I casi sopra riportati sono a titolo esemplificativo e se ne possono individuare altri.
Nel caso della contenzione terapeutica, ovviamente, non valgono le regole della Cassazione relative al presupposto dello stato di necessità.
E’ una contenzione che trova la sua liceità nella terapeuticità (apparecchio gessato) e nelle buone pratiche clinico-assistenziali (immobilizzazione tramite barelle) e nelle prassi per quanto riguarda la sala operatoria.

→ RECORD FORNITI
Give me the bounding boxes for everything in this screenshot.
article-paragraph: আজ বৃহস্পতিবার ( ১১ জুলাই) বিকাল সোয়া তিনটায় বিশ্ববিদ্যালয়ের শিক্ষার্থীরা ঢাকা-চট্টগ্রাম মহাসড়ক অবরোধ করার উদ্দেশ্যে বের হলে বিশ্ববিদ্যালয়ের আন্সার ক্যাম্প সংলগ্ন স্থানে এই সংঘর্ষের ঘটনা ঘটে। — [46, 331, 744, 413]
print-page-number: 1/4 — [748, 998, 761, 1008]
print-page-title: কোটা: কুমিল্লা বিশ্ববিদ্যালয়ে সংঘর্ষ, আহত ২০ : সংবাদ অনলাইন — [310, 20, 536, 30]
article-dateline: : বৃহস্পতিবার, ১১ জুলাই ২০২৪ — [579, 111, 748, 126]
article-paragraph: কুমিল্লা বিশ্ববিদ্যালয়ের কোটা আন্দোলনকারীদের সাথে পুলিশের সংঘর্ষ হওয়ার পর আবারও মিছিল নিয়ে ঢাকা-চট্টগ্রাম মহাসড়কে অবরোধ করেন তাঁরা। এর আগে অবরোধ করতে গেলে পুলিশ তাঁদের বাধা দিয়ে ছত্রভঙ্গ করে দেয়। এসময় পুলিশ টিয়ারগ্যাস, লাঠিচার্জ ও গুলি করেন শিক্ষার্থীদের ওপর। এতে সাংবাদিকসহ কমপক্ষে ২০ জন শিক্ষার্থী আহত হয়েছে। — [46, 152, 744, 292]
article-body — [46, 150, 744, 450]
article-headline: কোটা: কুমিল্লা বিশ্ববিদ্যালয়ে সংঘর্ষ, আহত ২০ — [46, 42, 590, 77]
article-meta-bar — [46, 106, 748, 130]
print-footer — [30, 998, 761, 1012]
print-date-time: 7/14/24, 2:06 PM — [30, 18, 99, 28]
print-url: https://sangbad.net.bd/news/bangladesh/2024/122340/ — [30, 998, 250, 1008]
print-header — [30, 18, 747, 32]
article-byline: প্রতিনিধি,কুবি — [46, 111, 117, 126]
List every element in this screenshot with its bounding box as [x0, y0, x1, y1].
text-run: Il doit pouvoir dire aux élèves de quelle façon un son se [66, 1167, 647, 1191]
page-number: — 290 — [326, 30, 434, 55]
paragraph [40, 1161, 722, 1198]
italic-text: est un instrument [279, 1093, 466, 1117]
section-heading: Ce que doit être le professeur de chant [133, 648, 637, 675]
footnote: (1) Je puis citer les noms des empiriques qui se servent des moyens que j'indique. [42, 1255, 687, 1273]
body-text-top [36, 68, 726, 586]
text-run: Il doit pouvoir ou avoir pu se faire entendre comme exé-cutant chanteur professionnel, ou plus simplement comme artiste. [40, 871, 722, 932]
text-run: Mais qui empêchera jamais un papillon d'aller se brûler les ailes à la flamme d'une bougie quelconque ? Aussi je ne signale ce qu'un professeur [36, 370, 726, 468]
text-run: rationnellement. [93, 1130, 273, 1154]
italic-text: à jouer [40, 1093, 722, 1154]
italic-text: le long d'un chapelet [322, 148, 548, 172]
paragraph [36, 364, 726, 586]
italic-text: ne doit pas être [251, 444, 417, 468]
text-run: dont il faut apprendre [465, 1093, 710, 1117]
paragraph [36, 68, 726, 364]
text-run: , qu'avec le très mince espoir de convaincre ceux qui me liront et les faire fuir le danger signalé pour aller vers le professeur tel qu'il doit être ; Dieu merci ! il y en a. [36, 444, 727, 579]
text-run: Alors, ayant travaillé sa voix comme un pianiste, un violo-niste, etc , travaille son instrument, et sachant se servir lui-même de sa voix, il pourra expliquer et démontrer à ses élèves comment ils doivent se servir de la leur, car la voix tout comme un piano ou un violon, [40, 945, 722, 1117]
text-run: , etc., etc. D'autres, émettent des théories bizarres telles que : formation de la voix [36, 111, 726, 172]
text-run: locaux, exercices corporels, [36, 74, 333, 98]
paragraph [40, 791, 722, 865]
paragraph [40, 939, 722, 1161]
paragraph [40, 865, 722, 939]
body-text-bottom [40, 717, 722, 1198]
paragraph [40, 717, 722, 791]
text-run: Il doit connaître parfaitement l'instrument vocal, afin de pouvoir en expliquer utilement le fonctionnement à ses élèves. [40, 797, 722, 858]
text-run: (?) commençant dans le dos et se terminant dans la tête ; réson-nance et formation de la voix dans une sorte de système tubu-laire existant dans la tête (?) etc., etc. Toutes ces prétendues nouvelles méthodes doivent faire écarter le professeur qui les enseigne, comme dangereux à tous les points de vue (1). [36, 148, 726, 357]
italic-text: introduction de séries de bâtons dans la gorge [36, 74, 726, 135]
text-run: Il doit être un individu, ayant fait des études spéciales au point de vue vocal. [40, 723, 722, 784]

→ ATTIVITÀ DA SVOLGERE
Riassumi in due frasi il testo sulla contenzione terapeutica. I record costituiscono materiale a sé stante, distinto dal testo.

→ RISPOSTA
I casi riportati sono solo esempi e se ne possono individuare altri, mentre per la contenzione terapeutica non valgono le regole della Cassazione sul presupposto dello stato di necessità. Questa contenzione è lecita per la sua terapeuticità (apparecchio gessato), per le buone pratiche clinico-assistenziali (immobilizzazione tramite barelle) e per le prassi della sala operatoria.